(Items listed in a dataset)
— start —
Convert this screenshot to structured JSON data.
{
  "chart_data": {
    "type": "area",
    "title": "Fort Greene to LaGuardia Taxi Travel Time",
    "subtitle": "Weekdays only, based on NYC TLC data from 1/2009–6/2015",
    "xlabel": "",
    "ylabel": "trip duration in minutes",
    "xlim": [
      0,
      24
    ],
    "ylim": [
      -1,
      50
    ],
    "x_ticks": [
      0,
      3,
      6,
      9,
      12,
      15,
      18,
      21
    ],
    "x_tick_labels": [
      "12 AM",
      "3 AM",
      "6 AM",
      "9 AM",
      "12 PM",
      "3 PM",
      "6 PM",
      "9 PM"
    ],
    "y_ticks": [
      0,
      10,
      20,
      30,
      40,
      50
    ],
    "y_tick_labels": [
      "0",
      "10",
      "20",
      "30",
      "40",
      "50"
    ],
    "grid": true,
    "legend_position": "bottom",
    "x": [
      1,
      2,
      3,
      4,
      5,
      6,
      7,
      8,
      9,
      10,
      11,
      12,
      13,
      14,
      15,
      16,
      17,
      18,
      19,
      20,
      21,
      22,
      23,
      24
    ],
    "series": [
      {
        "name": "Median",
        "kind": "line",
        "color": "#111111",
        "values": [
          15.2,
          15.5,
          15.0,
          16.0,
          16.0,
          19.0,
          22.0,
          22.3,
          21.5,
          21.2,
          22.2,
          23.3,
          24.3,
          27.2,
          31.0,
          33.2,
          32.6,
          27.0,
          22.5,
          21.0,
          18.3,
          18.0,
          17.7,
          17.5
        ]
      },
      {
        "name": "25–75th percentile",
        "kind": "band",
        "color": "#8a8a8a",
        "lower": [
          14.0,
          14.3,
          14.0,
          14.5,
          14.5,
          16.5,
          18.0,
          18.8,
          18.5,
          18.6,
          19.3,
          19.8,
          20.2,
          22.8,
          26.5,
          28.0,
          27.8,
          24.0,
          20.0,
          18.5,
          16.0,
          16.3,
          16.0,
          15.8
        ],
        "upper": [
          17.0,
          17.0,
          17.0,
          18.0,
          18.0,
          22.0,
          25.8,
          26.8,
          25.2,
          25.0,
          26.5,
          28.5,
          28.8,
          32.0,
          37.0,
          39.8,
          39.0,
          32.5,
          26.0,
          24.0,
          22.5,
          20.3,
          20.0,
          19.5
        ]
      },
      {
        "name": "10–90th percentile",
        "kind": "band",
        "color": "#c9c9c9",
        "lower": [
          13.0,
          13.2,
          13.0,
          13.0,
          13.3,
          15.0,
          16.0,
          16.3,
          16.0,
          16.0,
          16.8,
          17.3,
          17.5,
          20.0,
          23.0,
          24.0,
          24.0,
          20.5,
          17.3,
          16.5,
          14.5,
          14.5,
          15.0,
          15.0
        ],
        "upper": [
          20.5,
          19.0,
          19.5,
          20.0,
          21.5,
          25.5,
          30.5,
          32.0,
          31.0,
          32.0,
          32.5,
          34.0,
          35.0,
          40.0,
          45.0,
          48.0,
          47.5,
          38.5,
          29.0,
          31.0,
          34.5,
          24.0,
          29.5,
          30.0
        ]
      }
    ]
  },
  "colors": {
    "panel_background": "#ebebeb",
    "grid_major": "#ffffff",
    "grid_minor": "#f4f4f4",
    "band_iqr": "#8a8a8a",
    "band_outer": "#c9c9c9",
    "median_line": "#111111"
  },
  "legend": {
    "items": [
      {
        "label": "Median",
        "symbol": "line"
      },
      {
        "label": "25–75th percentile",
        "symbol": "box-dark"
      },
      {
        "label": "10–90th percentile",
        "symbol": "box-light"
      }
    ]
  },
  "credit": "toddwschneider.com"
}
— end —
=== Exercise objective ===
Set down the listing above in full, please, exactly as it appears.

=== Answer to this task ===
Convert this screenshot to structured JSON data.
{
  "chart_data": {
    "type": "area",
    "title": "Fort Greene to LaGuardia Taxi Travel Time",
    "subtitle": "Weekdays only, based on NYC TLC data from 1/2009–6/2015",
    "xlabel": "",
    "ylabel": "trip duration in minutes",
    "xlim": [
      0,
      24
    ],
    "ylim": [
      -1,
      50
    ],
    "x_ticks": [
      0,
      3,
      6,
      9,
      12,
      15,
      18,
      21
    ],
    "x_tick_labels": [
      "12 AM",
      "3 AM",
      "6 AM",
      "9 AM",
      "12 PM",
      "3 PM",
      "6 PM",
      "9 PM"
    ],
    "y_ticks": [
      0,
      10,
      20,
      30,
      40,
      50
    ],
    "y_tick_labels": [
      "0",
      "10",
      "20",
      "30",
      "40",
      "50"
    ],
    "grid": true,
    "legend_position": "bottom",
    "x": [
      1,
      2,
      3,
      4,
      5,
      6,
      7,
      8,
      9,
      10,
      11,
      12,
      13,
      14,
      15,
      16,
      17,
      18,
      19,
      20,
      21,
      22,
      23,
      24
    ],
    "series": [
      {
        "name": "Median",
        "kind": "line",
        "color": "#111111",
        "values": [
          15.2,
          15.5,
          15.0,
          16.0,
          16.0,
          19.0,
          22.0,
          22.3,
          21.5,
          21.2,
          22.2,
          23.3,
          24.3,
          27.2,
          31.0,
          33.2,
          32.6,
          27.0,
          22.5,
          21.0,
          18.3,
          18.0,
          17.7,
          17.5
        ]
      },
      {
        "name": "25–75th percentile",
        "kind": "band",
        "color": "#8a8a8a",
        "lower": [
          14.0,
          14.3,
          14.0,
          14.5,
          14.5,
          16.5,
          18.0,
          18.8,
          18.5,
          18.6,
          19.3,
          19.8,
          20.2,
          22.8,
          26.5,
          28.0,
          27.8,
          24.0,
          20.0,
          18.5,
          16.0,
          16.3,
          16.0,
          15.8
        ],
        "upper": [
          17.0,
          17.0,
          17.0,
          18.0,
          18.0,
          22.0,
          25.8,
          26.8,
          25.2,
          25.0,
          26.5,
          28.5,
          28.8,
          32.0,
          37.0,
          39.8,
          39.0,
          32.5,
          26.0,
          24.0,
          22.5,
          20.3,
          20.0,
          19.5
        ]
      },
      {
        "name": "10–90th percentile",
        "kind": "band",
        "color": "#c9c9c9",
        "lower": [
          13.0,
          13.2,
          13.0,
          13.0,
          13.3,
          15.0,
          16.0,
          16.3,
          16.0,
          16.0,
          16.8,
          17.3,
          17.5,
          20.0,
          23.0,
          24.0,
          24.0,
          20.5,
          17.3,
          16.5,
          14.5,
          14.5,
          15.0,
          15.0
        ],
        "upper": [
          20.5,
          19.0,
          19.5,
          20.0,
          21.5,
          25.5,
          30.5,
          32.0,
          31.0,
          32.0,
          32.5,
          34.0,
          35.0,
          40.0,
          45.0,
          48.0,
          47.5,
          38.5,
          29.0,
          31.0,
          34.5,
          24.0,
          29.5,
          30.0
        ]
      }
    ]
  },
  "colors": {
    "panel_background": "#ebebeb",
    "grid_major": "#ffffff",
    "grid_minor": "#f4f4f4",
    "band_iqr": "#8a8a8a",
    "band_outer": "#c9c9c9",
    "median_line": "#111111"
  },
  "legend": {
    "items": [
      {
        "label": "Median",
        "symbol": "line"
      },
      {
        "label": "25–75th percentile",
        "symbol": "box-dark"
      },
      {
        "label": "10–90th percentile",
        "symbol": "box-light"
      }
    ]
  },
  "credit": "toddwschneider.com"
}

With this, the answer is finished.